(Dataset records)

_ _ _

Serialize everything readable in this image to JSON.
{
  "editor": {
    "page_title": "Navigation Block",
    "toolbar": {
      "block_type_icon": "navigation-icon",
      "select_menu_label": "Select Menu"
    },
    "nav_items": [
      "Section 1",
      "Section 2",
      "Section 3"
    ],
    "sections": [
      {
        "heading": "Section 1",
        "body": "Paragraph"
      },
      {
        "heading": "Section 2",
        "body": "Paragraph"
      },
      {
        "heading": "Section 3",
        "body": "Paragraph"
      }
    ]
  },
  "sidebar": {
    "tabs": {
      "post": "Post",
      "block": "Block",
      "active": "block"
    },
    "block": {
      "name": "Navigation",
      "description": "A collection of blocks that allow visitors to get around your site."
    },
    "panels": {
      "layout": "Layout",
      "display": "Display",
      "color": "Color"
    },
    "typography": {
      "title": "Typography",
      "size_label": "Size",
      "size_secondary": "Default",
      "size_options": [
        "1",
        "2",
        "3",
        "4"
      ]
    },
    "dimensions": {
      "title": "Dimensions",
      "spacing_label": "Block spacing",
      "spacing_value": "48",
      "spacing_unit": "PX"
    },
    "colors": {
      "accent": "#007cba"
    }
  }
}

_ _ _

Please quote the records above exactly, without skipping a line.

Serialize everything readable in this image to JSON.
{
  "editor": {
    "page_title": "Navigation Block",
    "toolbar": {
      "block_type_icon": "navigation-icon",
      "select_menu_label": "Select Menu"
    },
    "nav_items": [
      "Section 1",
      "Section 2",
      "Section 3"
    ],
    "sections": [
      {
        "heading": "Section 1",
        "body": "Paragraph"
      },
      {
        "heading": "Section 2",
        "body": "Paragraph"
      },
      {
        "heading": "Section 3",
        "body": "Paragraph"
      }
    ]
  },
  "sidebar": {
    "tabs": {
      "post": "Post",
      "block": "Block",
      "active": "block"
    },
    "block": {
      "name": "Navigation",
      "description": "A collection of blocks that allow visitors to get around your site."
    },
    "panels": {
      "layout": "Layout",
      "display": "Display",
      "color": "Color"
    },
    "typography": {
      "title": "Typography",
      "size_label": "Size",
      "size_secondary": "Default",
      "size_options": [
        "1",
        "2",
        "3",
        "4"
      ]
    },
    "dimensions": {
      "title": "Dimensions",
      "spacing_label": "Block spacing",
      "spacing_value": "48",
      "spacing_unit": "PX"
    },
    "colors": {
      "accent": "#007cba"
    }
  }
}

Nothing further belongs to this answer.